• Description of the task: Transcribe, exactly as they appear, only the lines from the one holding "Convert this screenshot" through the end of the entries below.

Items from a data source
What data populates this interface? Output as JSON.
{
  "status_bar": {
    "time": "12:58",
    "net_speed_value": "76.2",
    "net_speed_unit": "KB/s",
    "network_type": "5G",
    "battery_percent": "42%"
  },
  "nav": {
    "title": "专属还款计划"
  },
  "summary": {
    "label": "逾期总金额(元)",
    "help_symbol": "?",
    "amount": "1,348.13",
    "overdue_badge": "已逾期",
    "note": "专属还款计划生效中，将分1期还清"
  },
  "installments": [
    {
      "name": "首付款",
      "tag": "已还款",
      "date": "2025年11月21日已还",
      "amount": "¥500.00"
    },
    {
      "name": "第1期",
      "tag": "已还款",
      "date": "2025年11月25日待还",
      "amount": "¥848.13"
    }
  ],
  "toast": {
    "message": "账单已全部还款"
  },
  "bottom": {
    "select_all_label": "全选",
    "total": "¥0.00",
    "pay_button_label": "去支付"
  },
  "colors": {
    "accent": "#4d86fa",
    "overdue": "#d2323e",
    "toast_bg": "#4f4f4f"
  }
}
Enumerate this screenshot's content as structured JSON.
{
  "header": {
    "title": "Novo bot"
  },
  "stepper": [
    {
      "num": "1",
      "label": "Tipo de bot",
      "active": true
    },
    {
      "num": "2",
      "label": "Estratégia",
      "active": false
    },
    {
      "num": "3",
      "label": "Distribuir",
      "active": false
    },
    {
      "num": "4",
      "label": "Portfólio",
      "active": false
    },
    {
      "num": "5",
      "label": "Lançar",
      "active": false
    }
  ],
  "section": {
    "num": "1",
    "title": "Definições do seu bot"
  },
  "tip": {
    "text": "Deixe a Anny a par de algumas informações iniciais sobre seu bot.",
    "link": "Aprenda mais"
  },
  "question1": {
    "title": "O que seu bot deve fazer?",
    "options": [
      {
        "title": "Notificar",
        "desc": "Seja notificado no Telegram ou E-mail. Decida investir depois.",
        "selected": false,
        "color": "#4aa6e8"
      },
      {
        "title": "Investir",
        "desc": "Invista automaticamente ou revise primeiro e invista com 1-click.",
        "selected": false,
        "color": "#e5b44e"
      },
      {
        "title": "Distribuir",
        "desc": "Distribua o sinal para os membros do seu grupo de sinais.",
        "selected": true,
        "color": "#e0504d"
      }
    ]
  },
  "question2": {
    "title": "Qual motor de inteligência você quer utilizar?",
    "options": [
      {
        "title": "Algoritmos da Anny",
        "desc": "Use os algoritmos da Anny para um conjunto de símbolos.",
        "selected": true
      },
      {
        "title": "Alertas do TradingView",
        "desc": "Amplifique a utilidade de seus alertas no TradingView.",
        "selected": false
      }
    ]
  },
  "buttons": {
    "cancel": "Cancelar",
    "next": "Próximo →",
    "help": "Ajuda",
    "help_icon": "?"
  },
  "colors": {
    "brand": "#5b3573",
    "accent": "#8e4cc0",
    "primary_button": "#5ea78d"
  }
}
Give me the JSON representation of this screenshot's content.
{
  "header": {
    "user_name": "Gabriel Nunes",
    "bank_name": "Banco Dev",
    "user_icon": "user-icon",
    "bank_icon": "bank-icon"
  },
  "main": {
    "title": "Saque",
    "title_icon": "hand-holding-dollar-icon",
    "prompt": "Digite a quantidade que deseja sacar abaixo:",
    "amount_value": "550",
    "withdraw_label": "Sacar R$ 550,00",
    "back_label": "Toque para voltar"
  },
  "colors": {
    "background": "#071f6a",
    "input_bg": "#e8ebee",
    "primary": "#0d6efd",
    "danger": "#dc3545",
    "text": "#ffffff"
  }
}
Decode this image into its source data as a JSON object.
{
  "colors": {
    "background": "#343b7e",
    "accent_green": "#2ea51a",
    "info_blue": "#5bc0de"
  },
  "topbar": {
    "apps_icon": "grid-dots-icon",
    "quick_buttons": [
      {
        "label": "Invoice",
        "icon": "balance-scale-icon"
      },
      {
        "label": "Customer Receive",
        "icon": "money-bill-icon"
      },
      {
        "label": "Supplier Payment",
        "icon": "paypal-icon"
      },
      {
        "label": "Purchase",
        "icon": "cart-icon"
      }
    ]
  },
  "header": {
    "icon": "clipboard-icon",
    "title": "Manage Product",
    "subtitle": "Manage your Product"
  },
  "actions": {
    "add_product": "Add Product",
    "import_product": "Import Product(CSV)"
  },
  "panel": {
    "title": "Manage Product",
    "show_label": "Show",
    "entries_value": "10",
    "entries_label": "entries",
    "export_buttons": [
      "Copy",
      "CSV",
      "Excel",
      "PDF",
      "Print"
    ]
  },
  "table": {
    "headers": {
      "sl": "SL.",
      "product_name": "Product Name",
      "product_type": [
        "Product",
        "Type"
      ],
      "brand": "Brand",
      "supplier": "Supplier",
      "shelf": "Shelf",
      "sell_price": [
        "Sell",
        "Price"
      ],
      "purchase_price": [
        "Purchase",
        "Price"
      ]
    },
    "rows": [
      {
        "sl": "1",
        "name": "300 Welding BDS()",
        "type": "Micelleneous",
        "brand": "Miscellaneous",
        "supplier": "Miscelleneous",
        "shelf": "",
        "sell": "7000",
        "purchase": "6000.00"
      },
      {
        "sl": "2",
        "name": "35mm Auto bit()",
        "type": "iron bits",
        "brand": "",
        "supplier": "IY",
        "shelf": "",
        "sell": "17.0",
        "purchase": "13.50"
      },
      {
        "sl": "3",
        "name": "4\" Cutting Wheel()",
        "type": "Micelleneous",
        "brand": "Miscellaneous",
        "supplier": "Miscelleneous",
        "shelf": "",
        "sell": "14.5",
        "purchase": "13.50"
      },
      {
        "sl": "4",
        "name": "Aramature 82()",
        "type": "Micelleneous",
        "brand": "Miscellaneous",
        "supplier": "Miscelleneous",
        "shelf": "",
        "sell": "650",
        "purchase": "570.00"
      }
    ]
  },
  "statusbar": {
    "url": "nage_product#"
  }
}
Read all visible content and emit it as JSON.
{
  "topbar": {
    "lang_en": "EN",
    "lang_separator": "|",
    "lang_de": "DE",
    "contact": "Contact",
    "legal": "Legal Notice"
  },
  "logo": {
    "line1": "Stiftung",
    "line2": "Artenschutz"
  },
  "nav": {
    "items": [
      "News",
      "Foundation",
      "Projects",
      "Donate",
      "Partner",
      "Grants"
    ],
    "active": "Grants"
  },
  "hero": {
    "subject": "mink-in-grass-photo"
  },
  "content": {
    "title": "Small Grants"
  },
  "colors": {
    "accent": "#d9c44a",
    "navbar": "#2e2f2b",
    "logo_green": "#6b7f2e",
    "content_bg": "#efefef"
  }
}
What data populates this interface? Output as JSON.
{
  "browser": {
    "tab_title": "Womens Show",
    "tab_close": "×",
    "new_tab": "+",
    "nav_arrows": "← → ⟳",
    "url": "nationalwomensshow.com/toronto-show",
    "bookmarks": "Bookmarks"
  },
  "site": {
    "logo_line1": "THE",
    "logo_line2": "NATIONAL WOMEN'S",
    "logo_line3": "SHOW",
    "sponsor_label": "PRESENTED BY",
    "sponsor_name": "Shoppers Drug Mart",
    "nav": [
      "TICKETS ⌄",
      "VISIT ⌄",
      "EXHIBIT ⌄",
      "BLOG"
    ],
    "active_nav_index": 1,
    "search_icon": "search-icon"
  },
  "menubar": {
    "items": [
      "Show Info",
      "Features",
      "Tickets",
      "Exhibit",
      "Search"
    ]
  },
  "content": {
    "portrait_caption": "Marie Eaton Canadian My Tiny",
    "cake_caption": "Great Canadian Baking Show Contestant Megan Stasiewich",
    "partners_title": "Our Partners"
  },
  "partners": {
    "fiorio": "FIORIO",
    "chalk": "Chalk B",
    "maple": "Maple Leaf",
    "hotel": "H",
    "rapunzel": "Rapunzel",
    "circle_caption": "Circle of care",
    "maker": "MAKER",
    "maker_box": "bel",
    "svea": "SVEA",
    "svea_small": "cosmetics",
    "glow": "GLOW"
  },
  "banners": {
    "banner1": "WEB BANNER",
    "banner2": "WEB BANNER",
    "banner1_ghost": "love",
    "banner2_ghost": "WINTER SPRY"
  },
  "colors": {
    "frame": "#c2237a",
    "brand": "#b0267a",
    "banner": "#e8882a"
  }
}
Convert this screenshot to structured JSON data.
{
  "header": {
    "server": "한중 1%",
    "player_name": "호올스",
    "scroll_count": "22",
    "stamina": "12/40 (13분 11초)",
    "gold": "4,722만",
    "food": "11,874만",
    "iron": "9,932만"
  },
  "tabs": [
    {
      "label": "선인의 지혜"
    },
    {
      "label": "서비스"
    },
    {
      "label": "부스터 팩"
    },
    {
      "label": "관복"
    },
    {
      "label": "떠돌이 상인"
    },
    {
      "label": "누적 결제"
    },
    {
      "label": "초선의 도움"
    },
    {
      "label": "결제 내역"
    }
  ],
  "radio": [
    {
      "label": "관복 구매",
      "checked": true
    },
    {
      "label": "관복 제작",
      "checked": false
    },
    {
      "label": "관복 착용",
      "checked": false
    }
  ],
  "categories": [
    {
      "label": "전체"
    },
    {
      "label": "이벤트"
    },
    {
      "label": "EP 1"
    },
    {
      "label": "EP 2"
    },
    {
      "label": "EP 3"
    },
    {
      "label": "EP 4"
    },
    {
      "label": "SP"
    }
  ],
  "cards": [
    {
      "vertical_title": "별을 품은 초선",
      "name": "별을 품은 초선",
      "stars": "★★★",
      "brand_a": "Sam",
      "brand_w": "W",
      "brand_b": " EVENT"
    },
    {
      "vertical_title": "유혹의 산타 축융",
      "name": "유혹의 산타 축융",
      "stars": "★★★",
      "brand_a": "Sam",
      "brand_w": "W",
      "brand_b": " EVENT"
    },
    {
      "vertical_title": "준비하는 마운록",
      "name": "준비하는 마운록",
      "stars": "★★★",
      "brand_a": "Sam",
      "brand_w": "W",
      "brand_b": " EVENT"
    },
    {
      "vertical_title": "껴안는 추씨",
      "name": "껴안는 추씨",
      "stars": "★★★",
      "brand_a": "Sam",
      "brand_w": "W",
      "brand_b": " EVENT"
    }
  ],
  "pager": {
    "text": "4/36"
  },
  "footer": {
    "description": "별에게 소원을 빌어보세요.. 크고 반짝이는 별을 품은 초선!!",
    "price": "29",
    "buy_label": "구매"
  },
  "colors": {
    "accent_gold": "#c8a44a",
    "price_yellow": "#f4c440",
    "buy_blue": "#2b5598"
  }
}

• Reply to the exercise:
Convert this screenshot to structured JSON data.
{
  "header": {
    "server": "한중 1%",
    "player_name": "호올스",
    "scroll_count": "22",
    "stamina": "12/40 (13분 11초)",
    "gold": "4,722만",
    "food": "11,874만",
    "iron": "9,932만"
  },
  "tabs": [
    {
      "label": "선인의 지혜"
    },
    {
      "label": "서비스"
    },
    {
      "label": "부스터 팩"
    },
    {
      "label": "관복"
    },
    {
      "label": "떠돌이 상인"
    },
    {
      "label": "누적 결제"
    },
    {
      "label": "초선의 도움"
    },
    {
      "label": "결제 내역"
    }
  ],
  "radio": [
    {
      "label": "관복 구매",
      "checked": true
    },
    {
      "label": "관복 제작",
      "checked": false
    },
    {
      "label": "관복 착용",
      "checked": false
    }
  ],
  "categories": [
    {
      "label": "전체"
    },
    {
      "label": "이벤트"
    },
    {
      "label": "EP 1"
    },
    {
      "label": "EP 2"
    },
    {
      "label": "EP 3"
    },
    {
      "label": "EP 4"
    },
    {
      "label": "SP"
    }
  ],
  "cards": [
    {
      "vertical_title": "별을 품은 초선",
      "name": "별을 품은 초선",
      "stars": "★★★",
      "brand_a": "Sam",
      "brand_w": "W",
      "brand_b": " EVENT"
    },
    {
      "vertical_title": "유혹의 산타 축융",
      "name": "유혹의 산타 축융",
      "stars": "★★★",
      "brand_a": "Sam",
      "brand_w": "W",
      "brand_b": " EVENT"
    },
    {
      "vertical_title": "준비하는 마운록",
      "name": "준비하는 마운록",
      "stars": "★★★",
      "brand_a": "Sam",
      "brand_w": "W",
      "brand_b": " EVENT"
    },
    {
      "vertical_title": "껴안는 추씨",
      "name": "껴안는 추씨",
      "stars": "★★★",
      "brand_a": "Sam",
      "brand_w": "W",
      "brand_b": " EVENT"
    }
  ],
  "pager": {
    "text": "4/36"
  },
  "footer": {
    "description": "별에게 소원을 빌어보세요.. 크고 반짝이는 별을 품은 초선!!",
    "price": "29",
    "buy_label": "구매"
  },
  "colors": {
    "accent_gold": "#c8a44a",
    "price_yellow": "#f4c440",
    "buy_blue": "#2b5598"
  }
}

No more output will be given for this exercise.